# Task instructions:
Output the material word for word. Leave each picture out.

# Raw records:
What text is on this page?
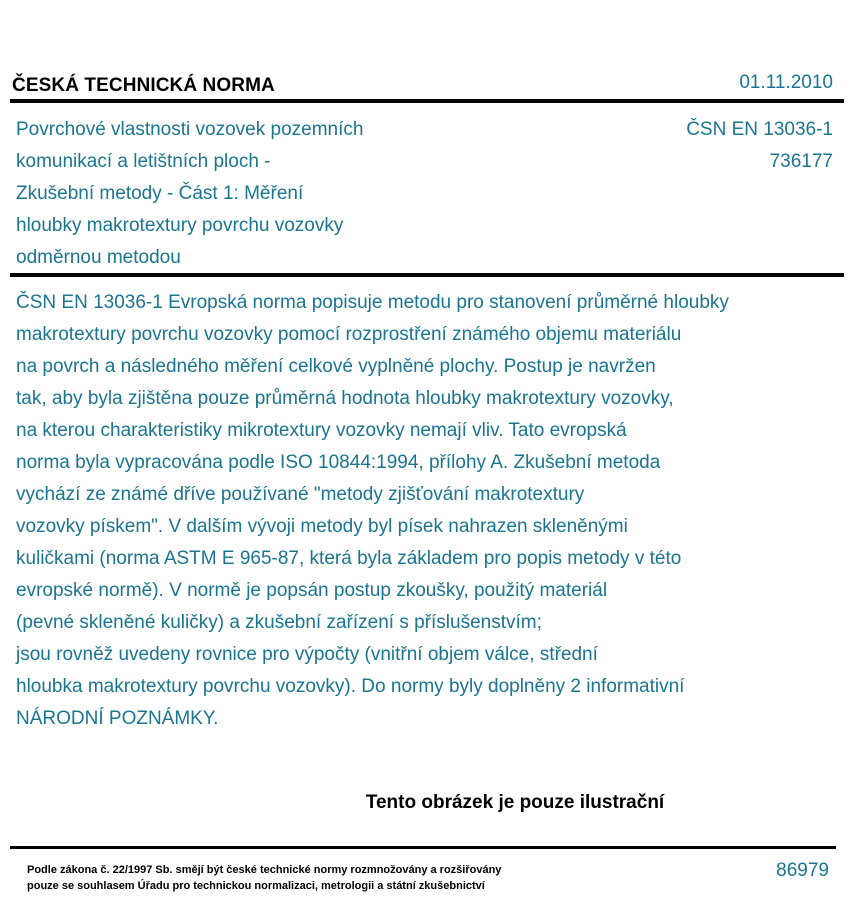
ČESKÁ TECHNICKÁ NORMA	01.11.2010
Povrchové vlastnosti vozovek pozemních
komunikací a letištních ploch -
Zkušební metody - Část 1: Měření
hloubky makrotextury povrchu vozovky
odměrnou metodou
ČSN EN 13036-1
736177
ČSN EN 13036-1 Evropská norma popisuje metodu pro stanovení průměrné hloubky
makrotextury povrchu vozovky pomocí rozprostření známého objemu materiálu
na povrch a následného měření celkové vyplněné plochy. Postup je navržen
tak, aby byla zjištěna pouze průměrná hodnota hloubky makrotextury vozovky,
na kterou charakteristiky mikrotextury vozovky nemají vliv. Tato evropská
norma byla vypracována podle ISO 10844:1994, přílohy A. Zkušební metoda
vychází ze známé dříve používané "metody zjišťování makrotextury
vozovky pískem". V dalším vývoji metody byl písek nahrazen skleněnými
kuličkami (norma ASTM E 965-87, která byla základem pro popis metody v této
evropské normě). V normě je popsán postup zkoušky, použitý materiál
(pevné skleněné kuličky) a zkušební zařízení s příslušenstvím;
jsou rovněž uvedeny rovnice pro výpočty (vnitřní objem válce, střední
hloubka makrotextury povrchu vozovky). Do normy byly doplněny 2 informativní
NÁRODNÍ POZNÁMKY.
Tento obrázek je pouze ilustrační
Podle zákona č. 22/1997 Sb. smějí být české technické normy rozmnožovány a rozšiřovány
pouze se souhlasem Úřadu pro technickou normalizaci, metrologii a státní zkušebnictví
86979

# Correct output:
What text is on this page?
ČESKÁ TECHNICKÁ NORMA	01.11.2010
Povrchové vlastnosti vozovek pozemních
komunikací a letištních ploch -
Zkušební metody - Část 1: Měření
hloubky makrotextury povrchu vozovky
odměrnou metodou
ČSN EN 13036-1
736177
ČSN EN 13036-1 Evropská norma popisuje metodu pro stanovení průměrné hloubky
makrotextury povrchu vozovky pomocí rozprostření známého objemu materiálu
na povrch a následného měření celkové vyplněné plochy. Postup je navržen
tak, aby byla zjištěna pouze průměrná hodnota hloubky makrotextury vozovky,
na kterou charakteristiky mikrotextury vozovky nemají vliv. Tato evropská
norma byla vypracována podle ISO 10844:1994, přílohy A. Zkušební metoda
vychází ze známé dříve používané "metody zjišťování makrotextury
vozovky pískem". V dalším vývoji metody byl písek nahrazen skleněnými
kuličkami (norma ASTM E 965-87, která byla základem pro popis metody v této
evropské normě). V normě je popsán postup zkoušky, použitý materiál
(pevné skleněné kuličky) a zkušební zařízení s příslušenstvím;
jsou rovněž uvedeny rovnice pro výpočty (vnitřní objem válce, střední
hloubka makrotextury povrchu vozovky). Do normy byly doplněny 2 informativní
NÁRODNÍ POZNÁMKY.
Tento obrázek je pouze ilustrační
Podle zákona č. 22/1997 Sb. smějí být české technické normy rozmnožovány a rozšiřovány
pouze se souhlasem Úřadu pro technickou normalizaci, metrologii a státní zkušebnictví
86979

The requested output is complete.